**What is being asked:** Output the full material exactly as it appears here.
▼
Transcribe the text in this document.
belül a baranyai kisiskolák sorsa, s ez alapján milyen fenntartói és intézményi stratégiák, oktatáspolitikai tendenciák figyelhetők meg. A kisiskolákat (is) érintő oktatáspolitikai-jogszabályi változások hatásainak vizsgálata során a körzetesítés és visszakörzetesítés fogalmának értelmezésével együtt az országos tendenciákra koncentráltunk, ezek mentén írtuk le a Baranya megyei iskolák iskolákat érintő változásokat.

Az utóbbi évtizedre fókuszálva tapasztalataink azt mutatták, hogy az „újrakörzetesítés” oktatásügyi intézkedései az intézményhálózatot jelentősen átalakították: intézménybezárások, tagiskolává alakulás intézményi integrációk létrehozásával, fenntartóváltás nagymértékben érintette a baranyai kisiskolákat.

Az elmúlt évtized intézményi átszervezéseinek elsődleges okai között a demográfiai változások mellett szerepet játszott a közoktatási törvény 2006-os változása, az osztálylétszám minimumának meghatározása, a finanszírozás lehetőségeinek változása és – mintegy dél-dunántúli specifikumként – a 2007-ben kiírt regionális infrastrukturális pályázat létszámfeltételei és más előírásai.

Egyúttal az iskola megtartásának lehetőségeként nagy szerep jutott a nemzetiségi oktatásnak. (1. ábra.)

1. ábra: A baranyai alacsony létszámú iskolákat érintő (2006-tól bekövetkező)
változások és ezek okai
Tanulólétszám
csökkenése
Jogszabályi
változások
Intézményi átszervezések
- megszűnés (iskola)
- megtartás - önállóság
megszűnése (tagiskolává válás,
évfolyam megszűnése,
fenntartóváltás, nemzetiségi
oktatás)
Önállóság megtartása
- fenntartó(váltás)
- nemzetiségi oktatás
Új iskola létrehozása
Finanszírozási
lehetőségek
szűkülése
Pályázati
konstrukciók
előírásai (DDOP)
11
▲
**Task response:**
Transcribe the text in this document.
belül a baranyai kisiskolák sorsa, s ez alapján milyen fenntartói és intézményi stratégiák, oktatáspolitikai tendenciák figyelhetők meg. A kisiskolákat (is) érintő oktatáspolitikai-jogszabályi változások hatásainak vizsgálata során a körzetesítés és visszakörzetesítés fogalmának értelmezésével együtt az országos tendenciákra koncentráltunk, ezek mentén írtuk le a Baranya megyei iskolák iskolákat érintő változásokat.

Az utóbbi évtizedre fókuszálva tapasztalataink azt mutatták, hogy az „újrakörzetesítés” oktatásügyi intézkedései az intézményhálózatot jelentősen átalakították: intézménybezárások, tagiskolává alakulás intézményi integrációk létrehozásával, fenntartóváltás nagymértékben érintette a baranyai kisiskolákat.

Az elmúlt évtized intézményi átszervezéseinek elsődleges okai között a demográfiai változások mellett szerepet játszott a közoktatási törvény 2006-os változása, az osztálylétszám minimumának meghatározása, a finanszírozás lehetőségeinek változása és – mintegy dél-dunántúli specifikumként – a 2007-ben kiírt regionális infrastrukturális pályázat létszámfeltételei és más előírásai.

Egyúttal az iskola megtartásának lehetőségeként nagy szerep jutott a nemzetiségi oktatásnak. (1. ábra.)

1. ábra: A baranyai alacsony létszámú iskolákat érintő (2006-tól bekövetkező)
változások és ezek okai
Tanulólétszám
csökkenése
Jogszabályi
változások
Intézményi átszervezések
- megszűnés (iskola)
- megtartás - önállóság
megszűnése (tagiskolává válás,
évfolyam megszűnése,
fenntartóváltás, nemzetiségi
oktatás)
Önállóság megtartása
- fenntartó(váltás)
- nemzetiségi oktatás
Új iskola létrehozása
Finanszírozási
lehetőségek
szűkülése
Pályázati
konstrukciók
előírásai (DDOP)
11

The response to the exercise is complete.